** begin Input records **

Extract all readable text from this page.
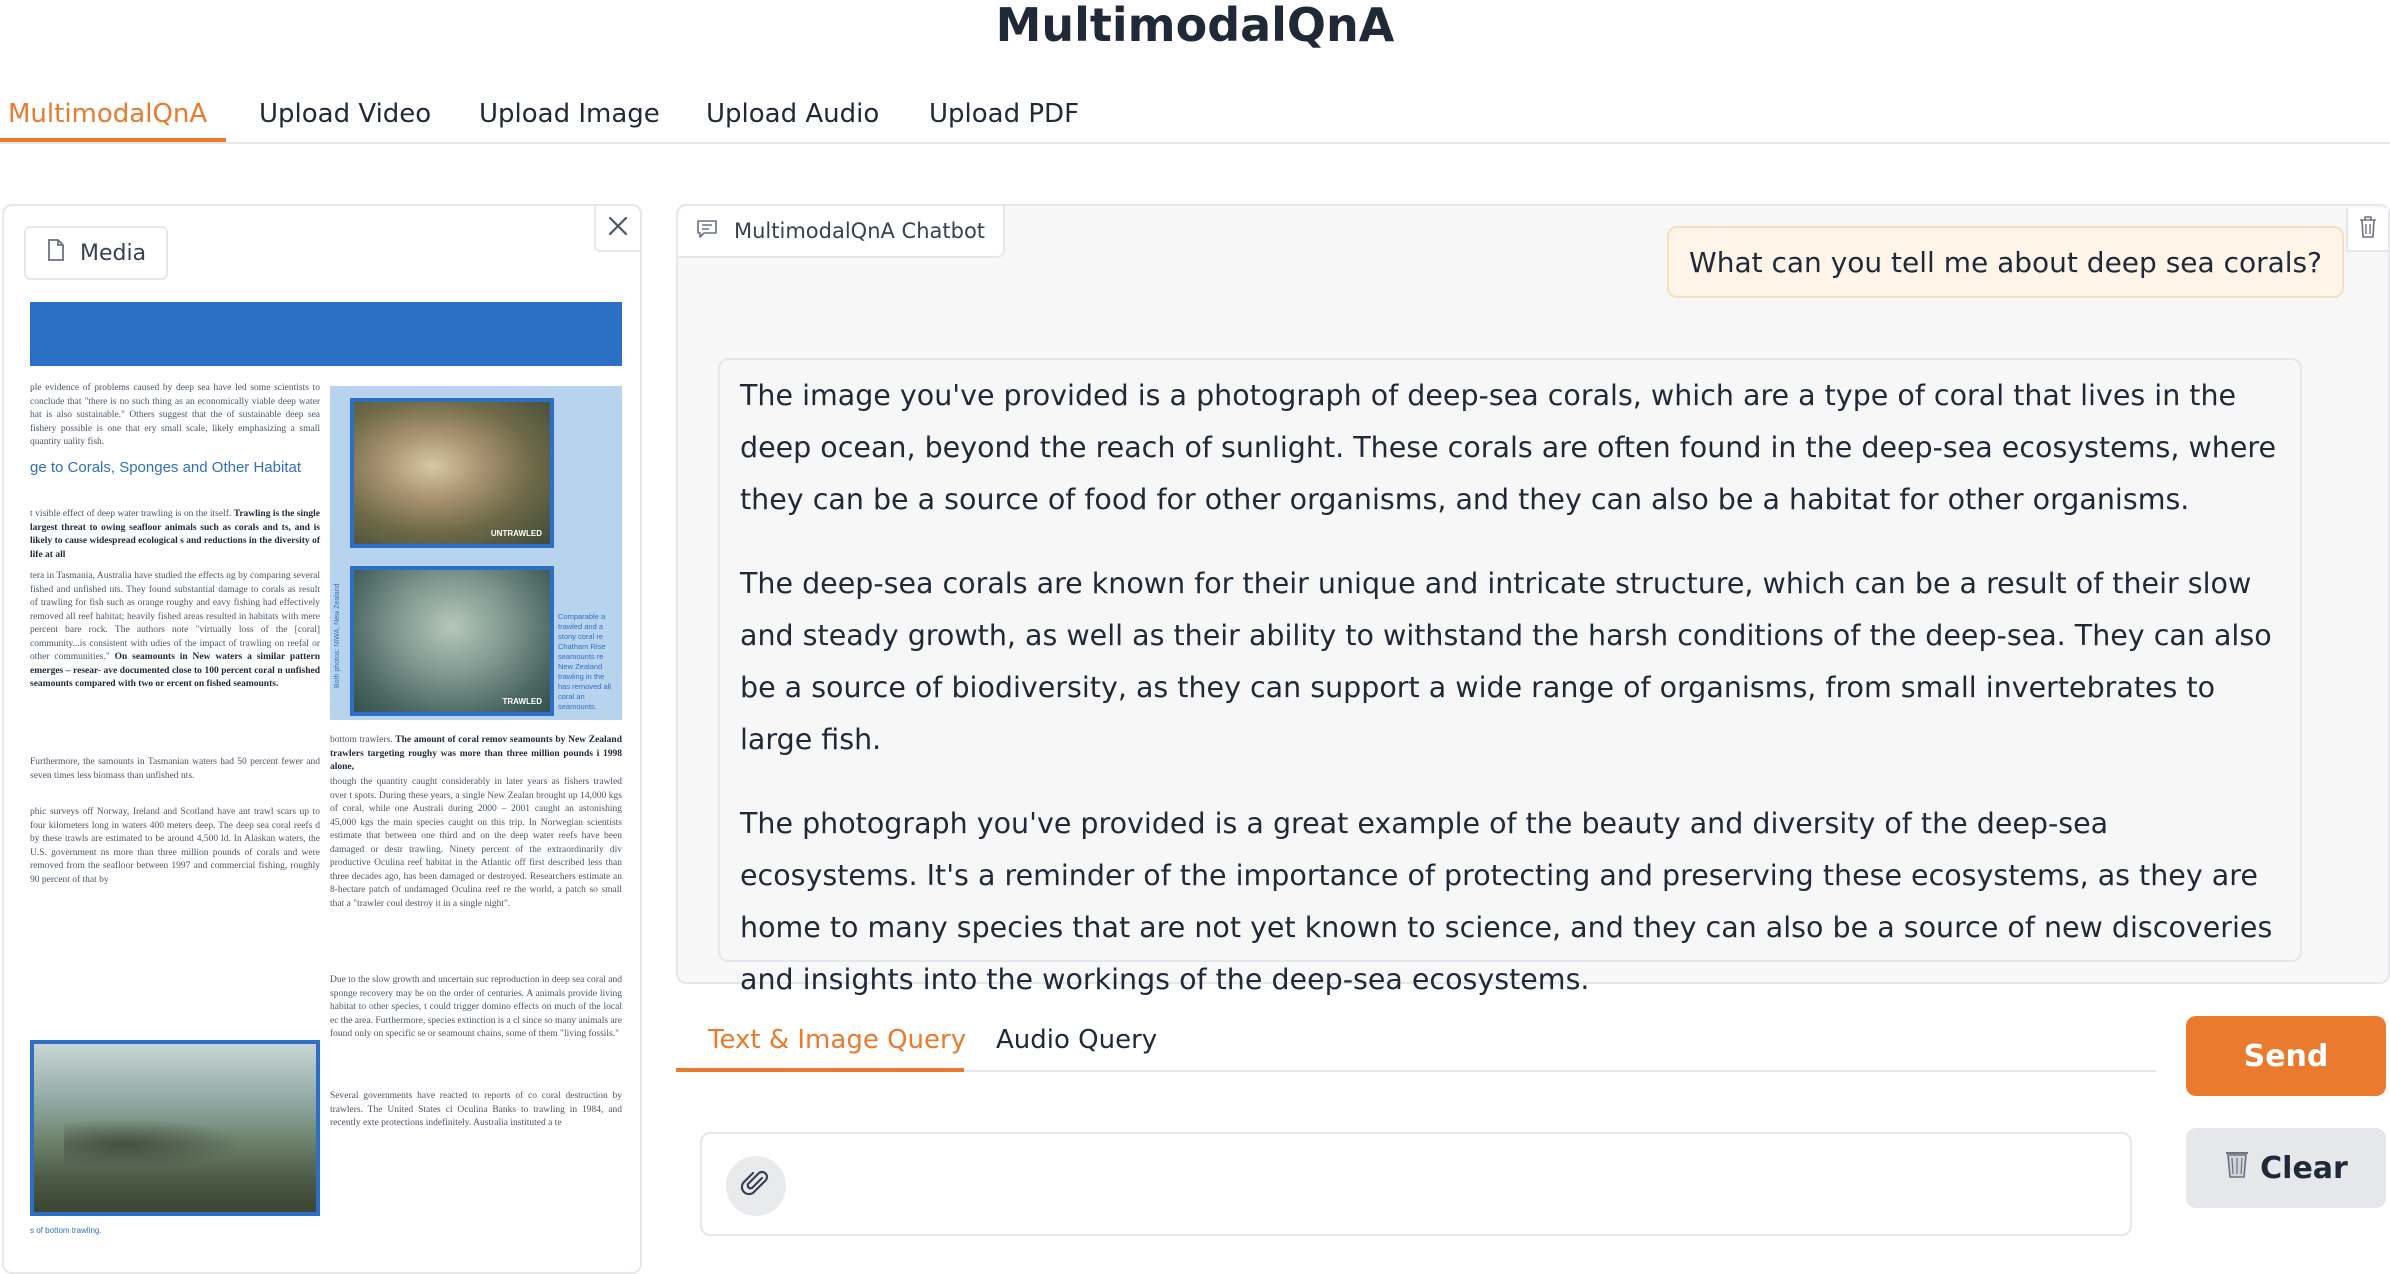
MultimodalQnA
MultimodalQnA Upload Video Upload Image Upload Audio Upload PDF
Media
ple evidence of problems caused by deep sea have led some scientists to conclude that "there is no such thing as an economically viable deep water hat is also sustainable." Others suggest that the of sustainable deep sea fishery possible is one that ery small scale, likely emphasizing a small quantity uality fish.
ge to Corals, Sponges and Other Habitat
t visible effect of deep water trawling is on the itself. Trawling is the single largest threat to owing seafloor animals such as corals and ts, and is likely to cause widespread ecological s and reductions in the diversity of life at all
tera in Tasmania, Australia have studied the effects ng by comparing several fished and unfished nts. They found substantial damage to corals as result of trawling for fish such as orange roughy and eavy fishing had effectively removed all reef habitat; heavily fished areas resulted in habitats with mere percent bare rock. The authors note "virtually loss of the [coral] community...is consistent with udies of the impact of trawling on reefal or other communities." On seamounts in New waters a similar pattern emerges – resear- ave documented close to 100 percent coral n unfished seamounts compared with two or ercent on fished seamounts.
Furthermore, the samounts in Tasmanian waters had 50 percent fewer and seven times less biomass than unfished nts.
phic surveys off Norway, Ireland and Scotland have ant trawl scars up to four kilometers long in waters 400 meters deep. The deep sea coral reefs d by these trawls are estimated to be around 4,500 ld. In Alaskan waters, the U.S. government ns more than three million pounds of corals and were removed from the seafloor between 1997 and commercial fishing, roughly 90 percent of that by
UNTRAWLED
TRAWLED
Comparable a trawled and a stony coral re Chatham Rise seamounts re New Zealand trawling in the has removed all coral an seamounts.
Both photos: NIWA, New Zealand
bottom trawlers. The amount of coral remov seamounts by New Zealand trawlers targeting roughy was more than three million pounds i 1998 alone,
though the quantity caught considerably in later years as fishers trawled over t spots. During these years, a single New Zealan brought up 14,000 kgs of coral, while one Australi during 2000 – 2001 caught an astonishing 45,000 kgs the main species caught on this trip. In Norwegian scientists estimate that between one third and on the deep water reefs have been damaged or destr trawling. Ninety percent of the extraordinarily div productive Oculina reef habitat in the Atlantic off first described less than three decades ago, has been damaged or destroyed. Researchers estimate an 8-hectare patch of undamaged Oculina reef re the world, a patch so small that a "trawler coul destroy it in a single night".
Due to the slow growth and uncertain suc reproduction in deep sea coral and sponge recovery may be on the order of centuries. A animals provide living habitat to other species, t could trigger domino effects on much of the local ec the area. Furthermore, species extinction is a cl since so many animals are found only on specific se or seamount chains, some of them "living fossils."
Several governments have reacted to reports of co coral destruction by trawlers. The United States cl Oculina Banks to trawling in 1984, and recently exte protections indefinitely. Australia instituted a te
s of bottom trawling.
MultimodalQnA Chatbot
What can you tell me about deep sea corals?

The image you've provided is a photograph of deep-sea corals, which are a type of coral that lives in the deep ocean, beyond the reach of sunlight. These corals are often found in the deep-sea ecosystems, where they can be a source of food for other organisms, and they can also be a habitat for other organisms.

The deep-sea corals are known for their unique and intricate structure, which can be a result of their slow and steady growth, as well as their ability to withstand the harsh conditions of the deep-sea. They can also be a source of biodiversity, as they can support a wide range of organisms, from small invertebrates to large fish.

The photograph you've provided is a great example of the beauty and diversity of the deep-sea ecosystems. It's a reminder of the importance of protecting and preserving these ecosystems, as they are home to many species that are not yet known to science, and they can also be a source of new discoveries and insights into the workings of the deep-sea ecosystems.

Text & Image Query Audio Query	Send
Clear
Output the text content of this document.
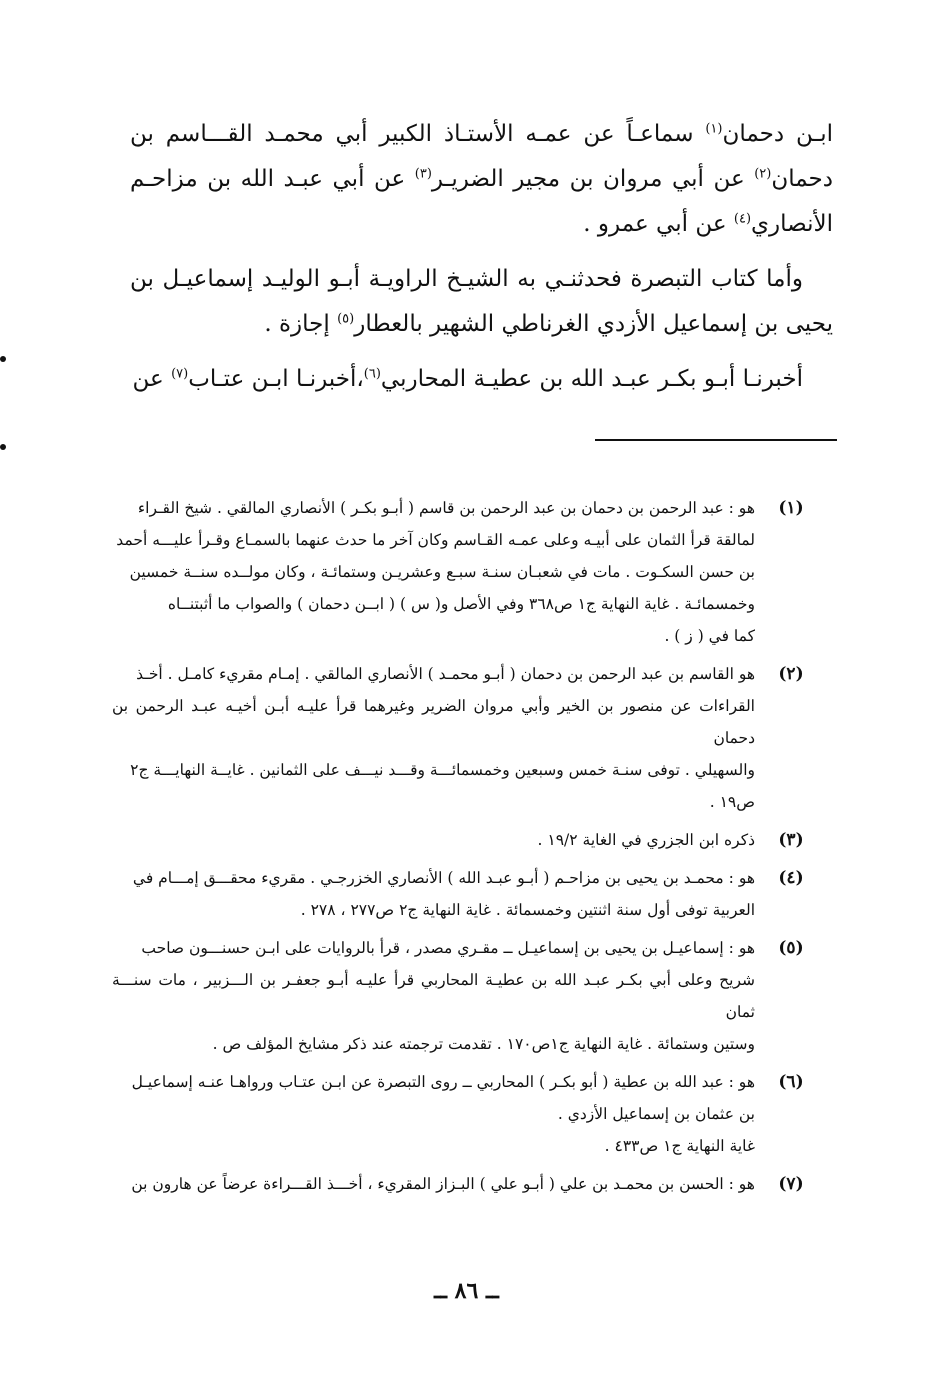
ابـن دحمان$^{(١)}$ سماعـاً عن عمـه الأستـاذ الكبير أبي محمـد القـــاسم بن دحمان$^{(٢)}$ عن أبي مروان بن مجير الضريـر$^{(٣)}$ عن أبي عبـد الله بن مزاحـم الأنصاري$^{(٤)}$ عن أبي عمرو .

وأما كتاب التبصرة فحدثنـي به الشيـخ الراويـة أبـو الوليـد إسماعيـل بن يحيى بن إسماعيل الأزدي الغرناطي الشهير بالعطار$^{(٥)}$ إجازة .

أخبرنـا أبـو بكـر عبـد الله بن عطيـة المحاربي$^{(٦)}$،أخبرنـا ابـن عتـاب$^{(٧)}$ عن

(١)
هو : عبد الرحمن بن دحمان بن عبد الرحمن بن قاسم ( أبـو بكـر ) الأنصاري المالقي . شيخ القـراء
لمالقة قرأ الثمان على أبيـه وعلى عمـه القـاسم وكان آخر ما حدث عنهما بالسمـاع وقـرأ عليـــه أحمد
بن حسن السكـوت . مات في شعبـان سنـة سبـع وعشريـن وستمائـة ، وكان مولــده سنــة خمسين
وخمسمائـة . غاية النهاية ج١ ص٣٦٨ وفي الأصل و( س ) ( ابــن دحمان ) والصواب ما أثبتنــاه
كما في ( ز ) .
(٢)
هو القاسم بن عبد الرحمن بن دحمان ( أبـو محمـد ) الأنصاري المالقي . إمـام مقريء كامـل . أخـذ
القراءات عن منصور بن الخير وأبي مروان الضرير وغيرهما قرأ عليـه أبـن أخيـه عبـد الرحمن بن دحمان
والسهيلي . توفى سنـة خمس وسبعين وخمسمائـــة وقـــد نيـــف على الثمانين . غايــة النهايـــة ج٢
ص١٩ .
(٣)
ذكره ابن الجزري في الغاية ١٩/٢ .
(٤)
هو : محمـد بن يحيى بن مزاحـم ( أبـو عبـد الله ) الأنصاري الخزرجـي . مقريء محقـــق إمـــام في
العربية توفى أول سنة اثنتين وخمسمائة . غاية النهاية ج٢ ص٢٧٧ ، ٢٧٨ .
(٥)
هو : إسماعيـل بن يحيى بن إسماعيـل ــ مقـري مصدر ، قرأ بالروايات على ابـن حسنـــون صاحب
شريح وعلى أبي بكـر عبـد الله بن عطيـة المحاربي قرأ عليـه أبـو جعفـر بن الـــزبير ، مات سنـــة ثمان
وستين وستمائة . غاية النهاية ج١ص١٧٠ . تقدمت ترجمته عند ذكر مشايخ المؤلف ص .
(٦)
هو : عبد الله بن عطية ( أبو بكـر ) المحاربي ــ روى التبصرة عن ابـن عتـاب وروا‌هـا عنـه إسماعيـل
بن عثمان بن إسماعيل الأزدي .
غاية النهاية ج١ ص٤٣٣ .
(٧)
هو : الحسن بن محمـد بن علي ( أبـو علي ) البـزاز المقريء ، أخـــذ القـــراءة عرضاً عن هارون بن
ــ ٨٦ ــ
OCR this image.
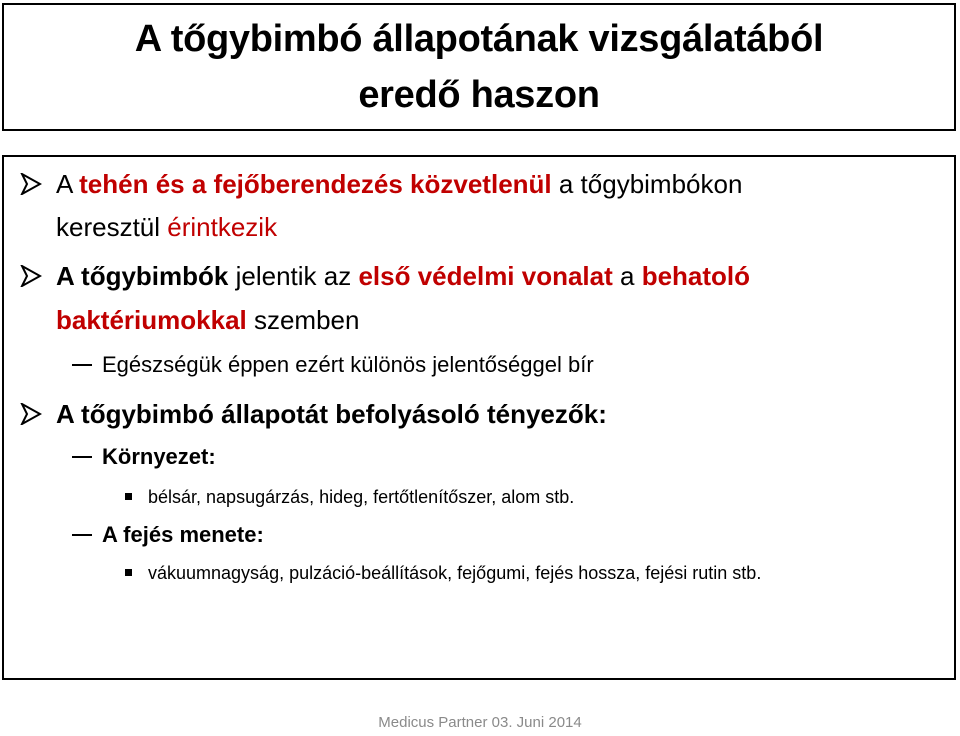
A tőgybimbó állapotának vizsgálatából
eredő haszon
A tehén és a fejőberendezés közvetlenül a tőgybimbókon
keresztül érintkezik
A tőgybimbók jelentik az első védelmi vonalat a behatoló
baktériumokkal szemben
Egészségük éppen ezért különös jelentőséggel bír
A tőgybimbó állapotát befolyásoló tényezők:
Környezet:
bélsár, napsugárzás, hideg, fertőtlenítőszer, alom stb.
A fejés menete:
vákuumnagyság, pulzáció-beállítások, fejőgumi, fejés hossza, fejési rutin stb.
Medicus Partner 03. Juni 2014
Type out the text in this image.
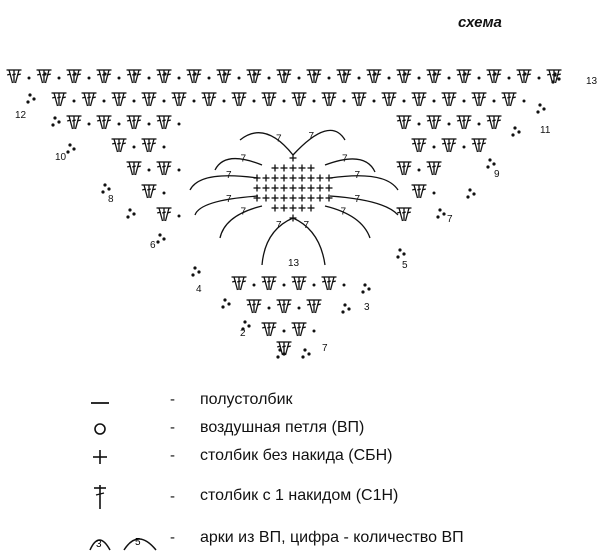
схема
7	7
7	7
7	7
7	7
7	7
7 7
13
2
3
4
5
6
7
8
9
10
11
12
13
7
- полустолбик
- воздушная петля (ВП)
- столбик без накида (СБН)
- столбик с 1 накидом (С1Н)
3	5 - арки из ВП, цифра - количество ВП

** end Input records **

Task statement: Copy out every line from the data above that has "fejés" in it.

Result below:
A fejés menete:
vákuumnagyság, pulzáció-beállítások, fejőgumi, fejés hossza, fejési rutin stb.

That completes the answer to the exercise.